Carry none of the pictures over; set down the material below exactly.

Data entries for graphics:
# # #

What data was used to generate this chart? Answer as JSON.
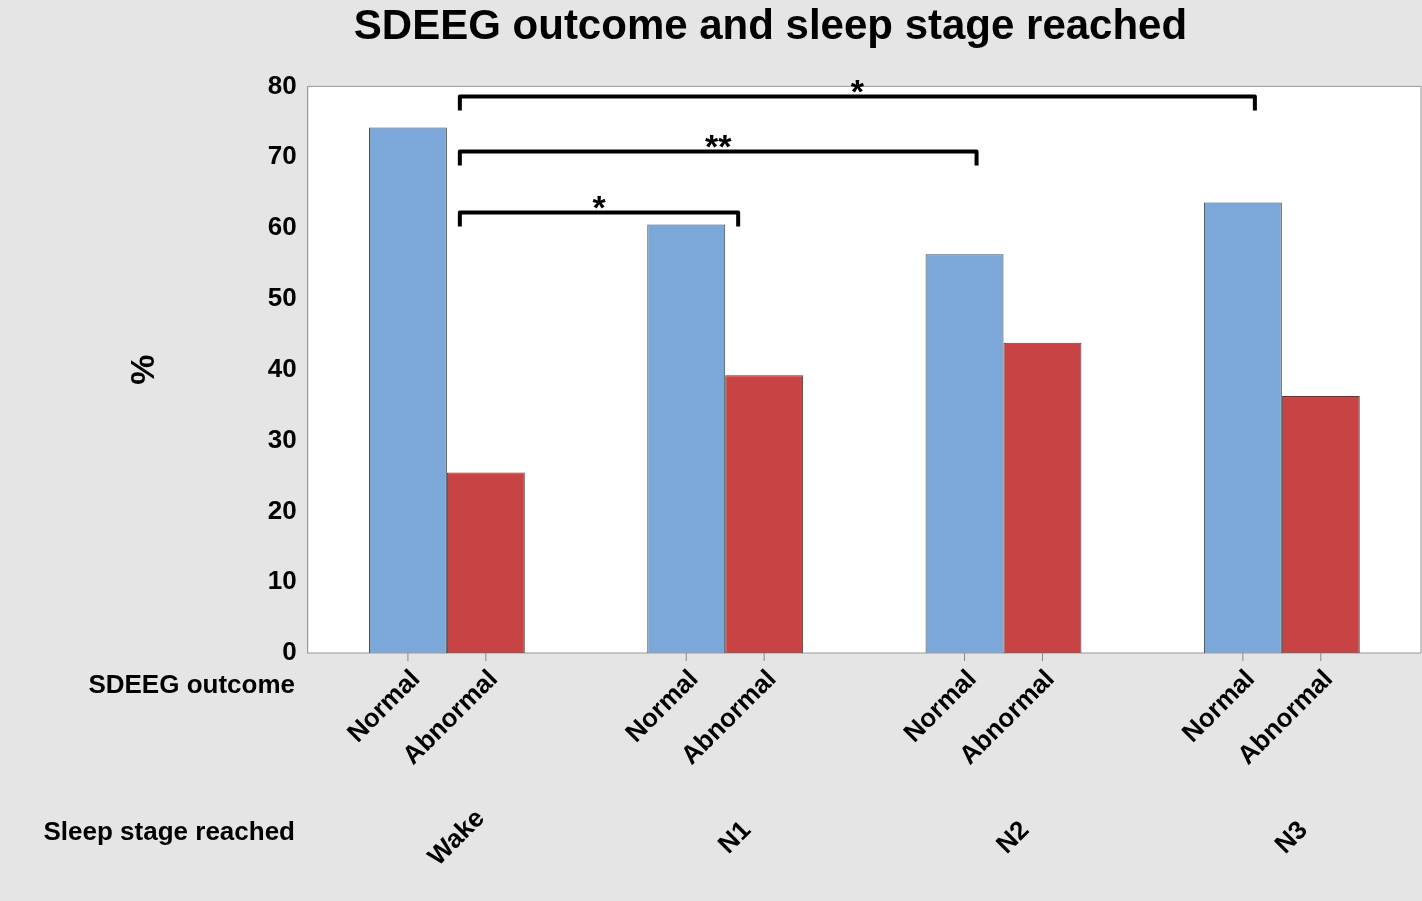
{
  "chart_data": {
    "type": "bar",
    "title": "SDEEG outcome and sleep stage reached",
    "xlabel": "Sleep stage reached",
    "ylabel": "%",
    "legend_title": "SDEEG outcome",
    "categories": [
      "Wake",
      "N1",
      "N2",
      "N3"
    ],
    "series": [
      {
        "name": "Normal",
        "color": "#7ba7d9",
        "values": [
          74.2,
          60.5,
          56.3,
          63.6
        ]
      },
      {
        "name": "Abnormal",
        "color": "#c84444",
        "values": [
          25.5,
          39.2,
          43.8,
          36.3
        ]
      }
    ],
    "ylim": [
      0,
      80
    ],
    "yticks": [
      0,
      10,
      20,
      30,
      40,
      50,
      60,
      70,
      80
    ],
    "grid": false,
    "legend": false,
    "annotations": [
      "*",
      "**",
      "*"
    ]
  }
}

# # #

* **Finished exercise**:
What data was used to generate this chart? Answer as JSON.
{
  "chart_data": {
    "type": "bar",
    "title": "SDEEG outcome and sleep stage reached",
    "xlabel": "Sleep stage reached",
    "ylabel": "%",
    "legend_title": "SDEEG outcome",
    "categories": [
      "Wake",
      "N1",
      "N2",
      "N3"
    ],
    "series": [
      {
        "name": "Normal",
        "color": "#7ba7d9",
        "values": [
          74.2,
          60.5,
          56.3,
          63.6
        ]
      },
      {
        "name": "Abnormal",
        "color": "#c84444",
        "values": [
          25.5,
          39.2,
          43.8,
          36.3
        ]
      }
    ],
    "ylim": [
      0,
      80
    ],
    "yticks": [
      0,
      10,
      20,
      30,
      40,
      50,
      60,
      70,
      80
    ],
    "grid": false,
    "legend": false,
    "annotations": [
      "*",
      "**",
      "*"
    ]
  }
}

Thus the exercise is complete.